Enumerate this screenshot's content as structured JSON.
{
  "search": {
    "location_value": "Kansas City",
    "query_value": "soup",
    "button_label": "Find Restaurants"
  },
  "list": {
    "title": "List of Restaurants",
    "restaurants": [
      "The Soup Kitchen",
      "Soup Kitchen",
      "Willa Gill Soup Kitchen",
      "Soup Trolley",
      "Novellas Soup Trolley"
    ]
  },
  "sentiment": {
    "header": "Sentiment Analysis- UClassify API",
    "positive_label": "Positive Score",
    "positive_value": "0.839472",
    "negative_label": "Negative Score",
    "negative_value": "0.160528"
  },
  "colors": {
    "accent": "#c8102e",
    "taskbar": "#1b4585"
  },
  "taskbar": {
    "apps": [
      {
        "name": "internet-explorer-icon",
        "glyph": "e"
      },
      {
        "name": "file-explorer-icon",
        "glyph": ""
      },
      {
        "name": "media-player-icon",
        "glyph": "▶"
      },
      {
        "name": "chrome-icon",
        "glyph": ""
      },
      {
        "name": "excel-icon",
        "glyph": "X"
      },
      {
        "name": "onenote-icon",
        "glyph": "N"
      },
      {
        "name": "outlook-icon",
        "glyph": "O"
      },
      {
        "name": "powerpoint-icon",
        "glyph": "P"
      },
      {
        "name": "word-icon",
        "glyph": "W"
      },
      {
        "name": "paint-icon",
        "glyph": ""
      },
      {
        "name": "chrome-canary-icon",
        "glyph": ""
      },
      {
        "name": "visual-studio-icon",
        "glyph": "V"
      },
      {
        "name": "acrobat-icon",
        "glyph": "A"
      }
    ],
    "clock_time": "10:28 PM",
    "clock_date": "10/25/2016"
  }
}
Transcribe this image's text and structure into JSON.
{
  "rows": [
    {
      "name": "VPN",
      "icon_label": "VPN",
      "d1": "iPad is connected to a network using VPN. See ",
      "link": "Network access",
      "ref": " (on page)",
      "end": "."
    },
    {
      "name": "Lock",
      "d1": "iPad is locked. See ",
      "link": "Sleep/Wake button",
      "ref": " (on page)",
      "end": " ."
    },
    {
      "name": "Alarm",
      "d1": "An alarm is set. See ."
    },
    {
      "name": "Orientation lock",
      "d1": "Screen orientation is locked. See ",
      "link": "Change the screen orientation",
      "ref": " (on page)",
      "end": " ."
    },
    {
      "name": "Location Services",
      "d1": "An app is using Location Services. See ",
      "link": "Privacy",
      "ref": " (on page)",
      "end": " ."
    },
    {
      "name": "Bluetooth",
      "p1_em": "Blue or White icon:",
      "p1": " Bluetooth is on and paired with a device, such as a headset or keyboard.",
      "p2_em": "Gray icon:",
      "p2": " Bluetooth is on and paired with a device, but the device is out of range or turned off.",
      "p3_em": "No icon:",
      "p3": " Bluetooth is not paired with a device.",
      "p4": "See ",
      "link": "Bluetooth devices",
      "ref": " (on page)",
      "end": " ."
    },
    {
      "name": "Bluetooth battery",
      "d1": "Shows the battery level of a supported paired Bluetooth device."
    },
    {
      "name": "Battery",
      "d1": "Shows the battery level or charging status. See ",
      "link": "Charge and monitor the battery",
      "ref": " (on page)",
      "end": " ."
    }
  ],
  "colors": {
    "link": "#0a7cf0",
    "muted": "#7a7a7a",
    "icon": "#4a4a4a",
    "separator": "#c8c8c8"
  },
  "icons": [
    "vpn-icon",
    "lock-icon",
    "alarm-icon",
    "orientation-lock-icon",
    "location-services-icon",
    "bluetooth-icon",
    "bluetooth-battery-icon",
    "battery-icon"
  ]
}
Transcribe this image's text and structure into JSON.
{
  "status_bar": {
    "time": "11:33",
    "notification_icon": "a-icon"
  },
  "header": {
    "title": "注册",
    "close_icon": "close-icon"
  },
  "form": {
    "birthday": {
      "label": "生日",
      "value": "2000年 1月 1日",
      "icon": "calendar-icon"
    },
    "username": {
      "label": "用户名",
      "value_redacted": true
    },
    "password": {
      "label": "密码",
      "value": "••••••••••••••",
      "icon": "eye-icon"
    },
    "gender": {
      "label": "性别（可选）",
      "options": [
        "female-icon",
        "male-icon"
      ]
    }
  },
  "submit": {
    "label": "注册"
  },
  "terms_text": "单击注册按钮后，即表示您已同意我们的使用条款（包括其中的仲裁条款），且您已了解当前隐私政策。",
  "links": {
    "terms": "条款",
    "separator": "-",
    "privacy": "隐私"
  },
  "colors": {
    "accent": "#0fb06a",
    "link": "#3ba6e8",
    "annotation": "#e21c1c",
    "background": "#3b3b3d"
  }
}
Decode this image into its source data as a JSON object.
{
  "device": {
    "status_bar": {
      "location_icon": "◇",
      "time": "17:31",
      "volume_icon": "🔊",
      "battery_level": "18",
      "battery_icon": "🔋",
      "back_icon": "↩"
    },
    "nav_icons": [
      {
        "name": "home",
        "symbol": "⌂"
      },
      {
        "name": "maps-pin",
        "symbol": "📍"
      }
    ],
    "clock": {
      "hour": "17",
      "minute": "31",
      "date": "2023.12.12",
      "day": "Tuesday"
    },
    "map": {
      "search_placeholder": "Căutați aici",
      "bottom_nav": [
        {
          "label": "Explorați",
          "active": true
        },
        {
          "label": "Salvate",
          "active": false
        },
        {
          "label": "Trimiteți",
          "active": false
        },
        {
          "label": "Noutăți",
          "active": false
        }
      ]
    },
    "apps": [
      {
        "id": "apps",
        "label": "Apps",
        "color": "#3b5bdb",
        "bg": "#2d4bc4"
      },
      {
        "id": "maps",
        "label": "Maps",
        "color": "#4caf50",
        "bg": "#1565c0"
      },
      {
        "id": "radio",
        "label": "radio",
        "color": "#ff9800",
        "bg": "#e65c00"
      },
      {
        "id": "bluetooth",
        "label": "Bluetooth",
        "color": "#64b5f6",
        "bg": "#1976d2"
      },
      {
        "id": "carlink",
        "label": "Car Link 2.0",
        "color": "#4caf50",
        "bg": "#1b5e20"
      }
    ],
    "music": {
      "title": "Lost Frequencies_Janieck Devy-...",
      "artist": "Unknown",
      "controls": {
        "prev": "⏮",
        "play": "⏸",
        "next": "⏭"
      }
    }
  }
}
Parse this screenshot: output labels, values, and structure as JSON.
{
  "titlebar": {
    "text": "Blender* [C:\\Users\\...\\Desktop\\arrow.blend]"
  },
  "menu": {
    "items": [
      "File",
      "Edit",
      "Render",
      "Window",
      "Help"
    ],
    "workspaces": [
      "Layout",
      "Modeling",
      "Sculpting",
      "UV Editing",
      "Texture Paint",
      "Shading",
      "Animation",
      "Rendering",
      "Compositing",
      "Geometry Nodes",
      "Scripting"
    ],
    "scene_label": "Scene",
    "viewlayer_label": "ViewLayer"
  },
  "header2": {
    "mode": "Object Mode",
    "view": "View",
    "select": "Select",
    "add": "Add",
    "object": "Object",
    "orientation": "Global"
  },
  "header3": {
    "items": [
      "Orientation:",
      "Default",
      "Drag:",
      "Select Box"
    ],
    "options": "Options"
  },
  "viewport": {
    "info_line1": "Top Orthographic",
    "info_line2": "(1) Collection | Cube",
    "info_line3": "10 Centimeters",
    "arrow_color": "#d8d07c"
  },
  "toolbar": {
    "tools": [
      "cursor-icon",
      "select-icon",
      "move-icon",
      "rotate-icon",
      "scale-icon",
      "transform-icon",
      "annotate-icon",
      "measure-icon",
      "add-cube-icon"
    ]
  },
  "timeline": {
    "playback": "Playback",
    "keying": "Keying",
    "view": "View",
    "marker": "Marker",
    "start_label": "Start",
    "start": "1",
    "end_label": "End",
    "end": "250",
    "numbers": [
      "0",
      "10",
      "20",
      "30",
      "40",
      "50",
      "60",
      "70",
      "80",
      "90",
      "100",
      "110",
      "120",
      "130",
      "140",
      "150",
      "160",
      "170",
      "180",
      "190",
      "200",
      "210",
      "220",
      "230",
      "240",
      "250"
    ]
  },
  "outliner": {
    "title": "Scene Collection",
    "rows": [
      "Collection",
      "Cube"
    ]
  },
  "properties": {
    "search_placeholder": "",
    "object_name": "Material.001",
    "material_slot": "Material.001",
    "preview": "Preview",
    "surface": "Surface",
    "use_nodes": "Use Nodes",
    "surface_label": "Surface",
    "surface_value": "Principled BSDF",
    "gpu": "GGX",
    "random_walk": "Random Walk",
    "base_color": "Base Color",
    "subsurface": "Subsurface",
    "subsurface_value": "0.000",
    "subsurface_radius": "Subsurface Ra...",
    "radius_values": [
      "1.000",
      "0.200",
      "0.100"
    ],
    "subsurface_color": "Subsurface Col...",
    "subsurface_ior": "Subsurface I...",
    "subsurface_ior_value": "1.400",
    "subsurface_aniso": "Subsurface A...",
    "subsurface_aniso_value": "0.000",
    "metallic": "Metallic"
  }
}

- - - -

What you will do: Keep only the lines that hold the string "Material", and copy them out.

Result for this task:
    "object_name": "Material.001",
    "material_slot": "Material.001",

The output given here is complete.